[Element box lines]

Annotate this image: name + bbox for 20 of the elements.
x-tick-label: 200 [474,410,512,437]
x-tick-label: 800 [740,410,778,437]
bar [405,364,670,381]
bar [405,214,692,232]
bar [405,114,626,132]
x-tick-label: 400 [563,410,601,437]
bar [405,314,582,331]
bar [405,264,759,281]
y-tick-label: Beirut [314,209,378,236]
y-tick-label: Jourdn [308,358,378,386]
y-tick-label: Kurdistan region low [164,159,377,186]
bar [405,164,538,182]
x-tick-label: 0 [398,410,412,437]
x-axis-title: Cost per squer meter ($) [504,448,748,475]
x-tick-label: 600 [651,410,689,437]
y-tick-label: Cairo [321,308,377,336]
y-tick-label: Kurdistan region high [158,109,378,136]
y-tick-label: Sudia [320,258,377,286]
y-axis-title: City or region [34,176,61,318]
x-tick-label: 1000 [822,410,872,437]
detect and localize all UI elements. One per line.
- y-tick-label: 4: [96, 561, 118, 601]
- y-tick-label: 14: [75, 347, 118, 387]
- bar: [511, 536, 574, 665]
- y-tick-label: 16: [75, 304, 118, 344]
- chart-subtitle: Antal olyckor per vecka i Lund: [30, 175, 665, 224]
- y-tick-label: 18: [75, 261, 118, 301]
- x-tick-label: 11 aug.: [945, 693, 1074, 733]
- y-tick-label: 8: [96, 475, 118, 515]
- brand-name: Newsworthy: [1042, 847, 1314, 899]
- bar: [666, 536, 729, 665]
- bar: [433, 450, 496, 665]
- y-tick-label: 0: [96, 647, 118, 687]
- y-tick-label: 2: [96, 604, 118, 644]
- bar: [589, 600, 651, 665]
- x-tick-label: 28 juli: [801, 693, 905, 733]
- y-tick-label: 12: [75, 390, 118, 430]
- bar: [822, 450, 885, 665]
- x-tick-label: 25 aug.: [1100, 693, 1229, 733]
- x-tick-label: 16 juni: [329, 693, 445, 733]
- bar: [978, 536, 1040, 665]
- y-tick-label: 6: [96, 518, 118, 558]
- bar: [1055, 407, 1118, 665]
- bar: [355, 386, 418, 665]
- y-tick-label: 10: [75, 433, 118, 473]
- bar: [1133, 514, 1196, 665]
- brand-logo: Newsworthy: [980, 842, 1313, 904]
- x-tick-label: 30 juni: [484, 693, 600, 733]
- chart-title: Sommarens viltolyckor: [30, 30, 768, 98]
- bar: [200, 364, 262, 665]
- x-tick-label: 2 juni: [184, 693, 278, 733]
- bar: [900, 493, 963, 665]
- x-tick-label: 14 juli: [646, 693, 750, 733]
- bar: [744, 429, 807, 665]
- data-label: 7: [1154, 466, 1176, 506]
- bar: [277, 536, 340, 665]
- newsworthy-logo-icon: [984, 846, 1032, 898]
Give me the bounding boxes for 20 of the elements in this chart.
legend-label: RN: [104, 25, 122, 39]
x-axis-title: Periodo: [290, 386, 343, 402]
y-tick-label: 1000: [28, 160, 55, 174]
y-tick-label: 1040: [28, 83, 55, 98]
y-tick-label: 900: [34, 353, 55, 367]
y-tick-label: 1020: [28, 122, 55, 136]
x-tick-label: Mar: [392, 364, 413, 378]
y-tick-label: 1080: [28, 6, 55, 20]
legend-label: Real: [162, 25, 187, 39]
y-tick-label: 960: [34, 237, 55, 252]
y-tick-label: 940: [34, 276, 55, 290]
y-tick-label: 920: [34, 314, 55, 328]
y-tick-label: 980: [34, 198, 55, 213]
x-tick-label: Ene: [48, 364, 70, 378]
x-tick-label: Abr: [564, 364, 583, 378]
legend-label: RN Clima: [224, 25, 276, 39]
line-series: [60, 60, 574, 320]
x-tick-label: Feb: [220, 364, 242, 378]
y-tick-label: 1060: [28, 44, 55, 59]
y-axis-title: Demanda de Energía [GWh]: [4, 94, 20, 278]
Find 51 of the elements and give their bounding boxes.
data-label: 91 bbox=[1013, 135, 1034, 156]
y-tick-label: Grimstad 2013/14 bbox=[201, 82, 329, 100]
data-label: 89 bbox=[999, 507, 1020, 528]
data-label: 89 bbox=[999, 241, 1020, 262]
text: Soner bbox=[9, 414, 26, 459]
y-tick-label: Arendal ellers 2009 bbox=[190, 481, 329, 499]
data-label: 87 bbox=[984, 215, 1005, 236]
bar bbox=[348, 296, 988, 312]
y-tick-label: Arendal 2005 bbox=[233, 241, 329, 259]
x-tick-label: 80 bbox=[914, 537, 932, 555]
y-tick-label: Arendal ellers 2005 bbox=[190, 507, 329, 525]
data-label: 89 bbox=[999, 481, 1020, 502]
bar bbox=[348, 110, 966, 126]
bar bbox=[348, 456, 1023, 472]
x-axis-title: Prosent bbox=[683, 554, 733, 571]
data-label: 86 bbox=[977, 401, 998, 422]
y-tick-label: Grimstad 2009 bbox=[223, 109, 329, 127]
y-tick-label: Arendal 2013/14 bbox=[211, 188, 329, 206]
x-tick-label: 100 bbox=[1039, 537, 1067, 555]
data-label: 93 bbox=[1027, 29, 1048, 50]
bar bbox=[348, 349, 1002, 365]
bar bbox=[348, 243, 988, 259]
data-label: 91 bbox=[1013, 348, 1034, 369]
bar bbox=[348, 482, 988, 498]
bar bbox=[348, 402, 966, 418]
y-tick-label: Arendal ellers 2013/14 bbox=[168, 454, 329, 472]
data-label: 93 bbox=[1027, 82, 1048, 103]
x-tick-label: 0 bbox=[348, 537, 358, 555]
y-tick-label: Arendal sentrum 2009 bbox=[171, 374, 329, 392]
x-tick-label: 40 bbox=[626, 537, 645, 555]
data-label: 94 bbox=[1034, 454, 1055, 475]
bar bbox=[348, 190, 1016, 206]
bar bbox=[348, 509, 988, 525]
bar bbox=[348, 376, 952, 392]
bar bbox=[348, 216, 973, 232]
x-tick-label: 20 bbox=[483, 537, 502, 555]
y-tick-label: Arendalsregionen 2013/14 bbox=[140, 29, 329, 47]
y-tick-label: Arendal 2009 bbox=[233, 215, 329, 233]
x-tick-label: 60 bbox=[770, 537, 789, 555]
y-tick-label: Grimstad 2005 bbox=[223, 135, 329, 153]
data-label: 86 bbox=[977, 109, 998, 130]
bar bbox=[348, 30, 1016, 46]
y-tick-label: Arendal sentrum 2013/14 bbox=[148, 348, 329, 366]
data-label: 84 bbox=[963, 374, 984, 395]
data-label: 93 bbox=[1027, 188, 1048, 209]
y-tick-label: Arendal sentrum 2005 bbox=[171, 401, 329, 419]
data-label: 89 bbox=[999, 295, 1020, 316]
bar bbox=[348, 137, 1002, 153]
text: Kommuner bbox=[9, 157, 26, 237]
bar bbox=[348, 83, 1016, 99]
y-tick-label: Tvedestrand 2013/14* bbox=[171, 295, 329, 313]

• What the task asks: Copy out all of the lines above with no changes.

• Task solution:
Annotate this image: name + bbox for 20 of the elements.
x-tick-label: 200 [474,410,512,437]
x-tick-label: 800 [740,410,778,437]
bar [405,364,670,381]
bar [405,214,692,232]
bar [405,114,626,132]
x-tick-label: 400 [563,410,601,437]
bar [405,314,582,331]
bar [405,264,759,281]
y-tick-label: Beirut [314,209,378,236]
y-tick-label: Jourdn [308,358,378,386]
y-tick-label: Kurdistan region low [164,159,377,186]
bar [405,164,538,182]
x-tick-label: 0 [398,410,412,437]
x-axis-title: Cost per squer meter ($) [504,448,748,475]
x-tick-label: 600 [651,410,689,437]
y-tick-label: Cairo [321,308,377,336]
y-tick-label: Kurdistan region high [158,109,378,136]
y-tick-label: Sudia [320,258,377,286]
y-axis-title: City or region [34,176,61,318]
x-tick-label: 1000 [822,410,872,437]
detect and localize all UI elements. One per line.
- y-tick-label: 4: [96, 561, 118, 601]
- y-tick-label: 14: [75, 347, 118, 387]
- bar: [511, 536, 574, 665]
- y-tick-label: 16: [75, 304, 118, 344]
- chart-subtitle: Antal olyckor per vecka i Lund: [30, 175, 665, 224]
- y-tick-label: 18: [75, 261, 118, 301]
- x-tick-label: 11 aug.: [945, 693, 1074, 733]
- y-tick-label: 8: [96, 475, 118, 515]
- brand-name: Newsworthy: [1042, 847, 1314, 899]
- bar: [666, 536, 729, 665]
- bar: [433, 450, 496, 665]
- y-tick-label: 0: [96, 647, 118, 687]
- y-tick-label: 2: [96, 604, 118, 644]
- bar: [589, 600, 651, 665]
- x-tick-label: 28 juli: [801, 693, 905, 733]
- y-tick-label: 12: [75, 390, 118, 430]
- bar: [822, 450, 885, 665]
- x-tick-label: 25 aug.: [1100, 693, 1229, 733]
- x-tick-label: 16 juni: [329, 693, 445, 733]
- bar: [978, 536, 1040, 665]
- y-tick-label: 6: [96, 518, 118, 558]
- bar: [1055, 407, 1118, 665]
- bar: [355, 386, 418, 665]
- y-tick-label: 10: [75, 433, 118, 473]
- bar: [1133, 514, 1196, 665]
- brand-logo: Newsworthy: [980, 842, 1313, 904]
- x-tick-label: 30 juni: [484, 693, 600, 733]
- chart-title: Sommarens viltolyckor: [30, 30, 768, 98]
- bar: [200, 364, 262, 665]
- x-tick-label: 2 juni: [184, 693, 278, 733]
- bar: [900, 493, 963, 665]
- x-tick-label: 14 juli: [646, 693, 750, 733]
- bar: [744, 429, 807, 665]
- data-label: 7: [1154, 466, 1176, 506]
- bar: [277, 536, 340, 665]
- newsworthy-logo-icon: [984, 846, 1032, 898]
Give me the bounding boxes for 20 of the elements in this chart.
legend-label: RN: [104, 25, 122, 39]
x-axis-title: Periodo: [290, 386, 343, 402]
y-tick-label: 1000: [28, 160, 55, 174]
y-tick-label: 1040: [28, 83, 55, 98]
y-tick-label: 900: [34, 353, 55, 367]
y-tick-label: 1020: [28, 122, 55, 136]
x-tick-label: Mar: [392, 364, 413, 378]
y-tick-label: 1080: [28, 6, 55, 20]
legend-label: Real: [162, 25, 187, 39]
y-tick-label: 960: [34, 237, 55, 252]
y-tick-label: 940: [34, 276, 55, 290]
y-tick-label: 920: [34, 314, 55, 328]
y-tick-label: 980: [34, 198, 55, 213]
x-tick-label: Ene: [48, 364, 70, 378]
x-tick-label: Abr: [564, 364, 583, 378]
legend-label: RN Clima: [224, 25, 276, 39]
line-series: [60, 60, 574, 320]
x-tick-label: Feb: [220, 364, 242, 378]
y-tick-label: 1060: [28, 44, 55, 59]
y-axis-title: Demanda de Energía [GWh]: [4, 94, 20, 278]
Find 51 of the elements and give their bounding boxes.
data-label: 91 bbox=[1013, 135, 1034, 156]
y-tick-label: Grimstad 2013/14 bbox=[201, 82, 329, 100]
data-label: 89 bbox=[999, 507, 1020, 528]
data-label: 89 bbox=[999, 241, 1020, 262]
text: Soner bbox=[9, 414, 26, 459]
y-tick-label: Arendal ellers 2009 bbox=[190, 481, 329, 499]
data-label: 87 bbox=[984, 215, 1005, 236]
bar bbox=[348, 296, 988, 312]
y-tick-label: Arendal 2005 bbox=[233, 241, 329, 259]
x-tick-label: 80 bbox=[914, 537, 932, 555]
y-tick-label: Arendal ellers 2005 bbox=[190, 507, 329, 525]
data-label: 89 bbox=[999, 481, 1020, 502]
bar bbox=[348, 110, 966, 126]
bar bbox=[348, 456, 1023, 472]
x-axis-title: Prosent bbox=[683, 554, 733, 571]
data-label: 86 bbox=[977, 401, 998, 422]
y-tick-label: Grimstad 2009 bbox=[223, 109, 329, 127]
y-tick-label: Arendal 2013/14 bbox=[211, 188, 329, 206]
x-tick-label: 100 bbox=[1039, 537, 1067, 555]
data-label: 93 bbox=[1027, 29, 1048, 50]
bar bbox=[348, 349, 1002, 365]
bar bbox=[348, 243, 988, 259]
data-label: 91 bbox=[1013, 348, 1034, 369]
bar bbox=[348, 482, 988, 498]
bar bbox=[348, 402, 966, 418]
y-tick-label: Arendal ellers 2013/14 bbox=[168, 454, 329, 472]
data-label: 93 bbox=[1027, 82, 1048, 103]
x-tick-label: 0 bbox=[348, 537, 358, 555]
y-tick-label: Arendal sentrum 2009 bbox=[171, 374, 329, 392]
x-tick-label: 40 bbox=[626, 537, 645, 555]
data-label: 94 bbox=[1034, 454, 1055, 475]
bar bbox=[348, 190, 1016, 206]
bar bbox=[348, 509, 988, 525]
bar bbox=[348, 376, 952, 392]
bar bbox=[348, 216, 973, 232]
x-tick-label: 20 bbox=[483, 537, 502, 555]
y-tick-label: Arendalsregionen 2013/14 bbox=[140, 29, 329, 47]
y-tick-label: Arendal 2009 bbox=[233, 215, 329, 233]
x-tick-label: 60 bbox=[770, 537, 789, 555]
y-tick-label: Grimstad 2005 bbox=[223, 135, 329, 153]
data-label: 86 bbox=[977, 109, 998, 130]
bar bbox=[348, 30, 1016, 46]
y-tick-label: Arendal sentrum 2013/14 bbox=[148, 348, 329, 366]
data-label: 84 bbox=[963, 374, 984, 395]
data-label: 93 bbox=[1027, 188, 1048, 209]
y-tick-label: Arendal sentrum 2005 bbox=[171, 401, 329, 419]
data-label: 89 bbox=[999, 295, 1020, 316]
bar bbox=[348, 137, 1002, 153]
text: Kommuner bbox=[9, 157, 26, 237]
bar bbox=[348, 83, 1016, 99]
y-tick-label: Tvedestrand 2013/14* bbox=[171, 295, 329, 313]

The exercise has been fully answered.